> _Exercise tasks_
[a] In the thread on bfcache blocking reasons, what generic reason names are suggested for browsers to use in cases not common enough to merit specific information?
[b] Reproduce the stretch of the thread on bfcache blocking reasons from "This would avoid" through "just want BackForwardCacheDisabled.".

> _Text to read_
++++++++++
WICG / bfcache-not-restored-reason

Other
18 stars 5 forks source link

Avoiding browser specific reasons #2

Open domenic opened 2 years ago

domenic commented 2 years ago

I think it would be best if we could specify all the potential bfcache blocking reasons, even if some browsers don't use all those reasons.

This would avoid a situation where, e.g., in Chrome BroadcastChannel is "x-broadcast channels", and in Safari it is `"x-BroadcastChannel". This would be frustrating for developers.

I think the way to do this would be to just have a very large list in the specification, which any browser could add to. But no browser should ship a new reason without first sending a specification pull request.

This would force the list of reasons to go through a small amount of discussion and consideration, like we do for all specifications. Which I think would be good. E.g. maybe we don't want to expose BackForwardCacheDisabledByCommandLine and BackForwardCacheDisabledByLowMemory separately, and instead we just want BackForwardCacheDisabled.

One key ingredient here might be a generic reason like "other" or "unknown" which browsers can use for cases that they think are not common enough to be worth giving specific information on.

fergald commented 2 years ago

Yes, I think we should standardize where possible. One slight concern is that we can have different granularities. E.g. there might be distinct reasons in one browser while they're all bundled into 1 in another. So maybe allow ${standardised_name} and ${standardised_name}-${vendor_specific}.
++++++++++
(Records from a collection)
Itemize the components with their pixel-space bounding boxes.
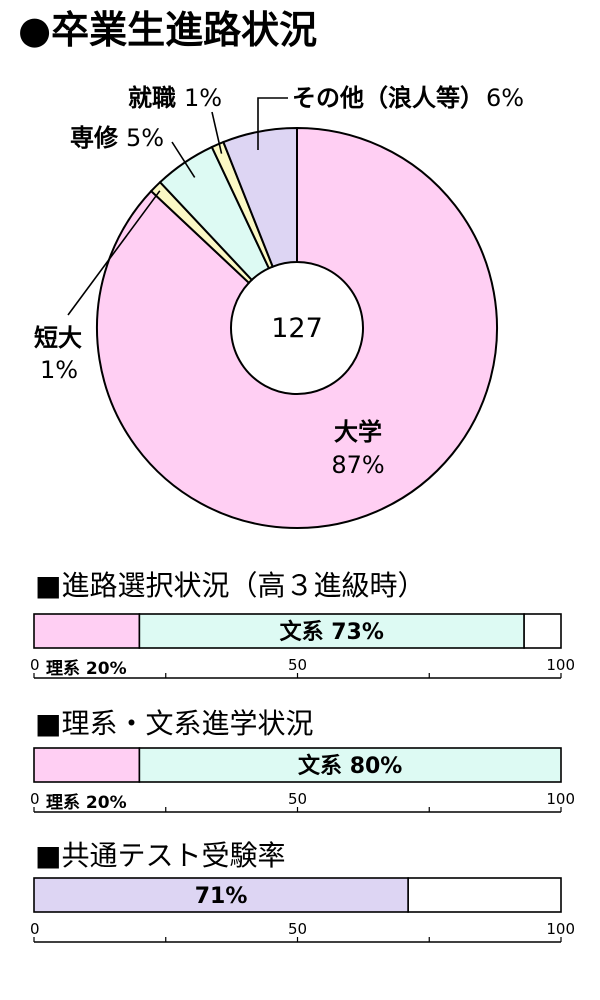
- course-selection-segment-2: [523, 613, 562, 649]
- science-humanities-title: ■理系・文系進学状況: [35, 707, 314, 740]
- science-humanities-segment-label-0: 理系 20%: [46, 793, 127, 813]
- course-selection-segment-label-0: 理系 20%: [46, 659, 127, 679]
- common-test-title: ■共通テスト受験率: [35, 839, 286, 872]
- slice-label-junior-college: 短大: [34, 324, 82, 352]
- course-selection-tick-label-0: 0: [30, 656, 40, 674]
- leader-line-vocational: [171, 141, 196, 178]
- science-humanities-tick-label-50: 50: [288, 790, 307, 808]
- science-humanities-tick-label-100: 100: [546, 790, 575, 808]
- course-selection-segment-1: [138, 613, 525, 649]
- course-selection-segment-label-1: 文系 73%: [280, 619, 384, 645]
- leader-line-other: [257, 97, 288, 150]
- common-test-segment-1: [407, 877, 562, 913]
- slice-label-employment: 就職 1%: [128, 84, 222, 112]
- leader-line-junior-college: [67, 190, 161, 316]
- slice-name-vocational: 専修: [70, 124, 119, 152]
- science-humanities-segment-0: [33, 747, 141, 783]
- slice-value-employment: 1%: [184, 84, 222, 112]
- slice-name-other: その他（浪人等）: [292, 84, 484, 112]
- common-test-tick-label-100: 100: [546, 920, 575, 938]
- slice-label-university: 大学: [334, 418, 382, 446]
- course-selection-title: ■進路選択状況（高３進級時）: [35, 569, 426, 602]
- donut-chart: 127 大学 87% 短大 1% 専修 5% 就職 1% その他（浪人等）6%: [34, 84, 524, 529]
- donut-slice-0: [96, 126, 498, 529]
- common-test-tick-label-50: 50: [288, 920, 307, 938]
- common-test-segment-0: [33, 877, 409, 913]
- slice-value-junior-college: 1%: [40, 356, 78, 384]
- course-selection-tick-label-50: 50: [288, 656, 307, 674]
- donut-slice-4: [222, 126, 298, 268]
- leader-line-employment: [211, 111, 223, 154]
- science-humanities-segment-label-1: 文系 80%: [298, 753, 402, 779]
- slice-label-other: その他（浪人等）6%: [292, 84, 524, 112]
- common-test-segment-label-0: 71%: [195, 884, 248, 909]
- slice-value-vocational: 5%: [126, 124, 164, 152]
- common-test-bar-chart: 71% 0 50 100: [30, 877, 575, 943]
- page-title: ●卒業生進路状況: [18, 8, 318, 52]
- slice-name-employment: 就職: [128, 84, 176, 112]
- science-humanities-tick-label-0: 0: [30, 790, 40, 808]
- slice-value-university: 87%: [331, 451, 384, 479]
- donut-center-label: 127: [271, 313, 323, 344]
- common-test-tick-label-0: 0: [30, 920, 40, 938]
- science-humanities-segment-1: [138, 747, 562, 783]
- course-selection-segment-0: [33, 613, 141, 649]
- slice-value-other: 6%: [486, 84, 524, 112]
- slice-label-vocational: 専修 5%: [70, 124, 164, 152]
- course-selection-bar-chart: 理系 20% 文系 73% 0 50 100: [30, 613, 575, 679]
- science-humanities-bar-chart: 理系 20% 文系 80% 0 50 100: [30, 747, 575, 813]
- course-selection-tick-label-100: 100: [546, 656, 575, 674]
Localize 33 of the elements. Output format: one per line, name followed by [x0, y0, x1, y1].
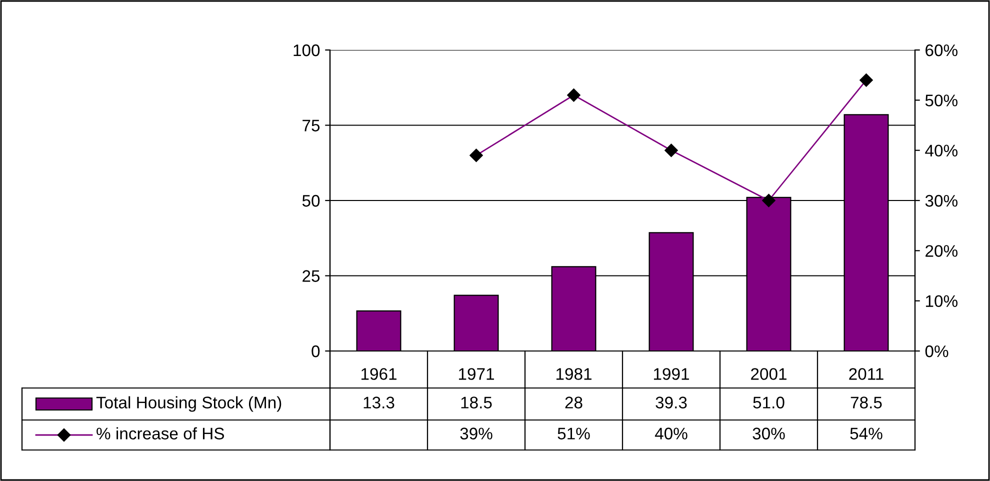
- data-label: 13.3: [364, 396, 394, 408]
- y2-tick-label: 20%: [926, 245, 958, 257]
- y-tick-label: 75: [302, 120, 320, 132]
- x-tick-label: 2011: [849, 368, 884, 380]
++++++++++
> _The results_
[a] "other" or "unknown"

[b]
This would avoid a situation where, e.g., in Chrome BroadcastChannel is "x-broadcast channels", and in Safari it is `"x-BroadcastChannel". This would be frustrating for developers.

I think the way to do this would be to just have a very large list in the specification, which any browser could add to. But no browser should ship a new reason without first sending a specification pull request.

This would force the list of reasons to go through a small amount of discussion and consideration, like we do for all specifications. Which I think would be good. E.g. maybe we don't want to expose BackForwardCacheDisabledByCommandLine and BackForwardCacheDisabledByLowMemory separately, and instead we just want BackForwardCacheDisabled.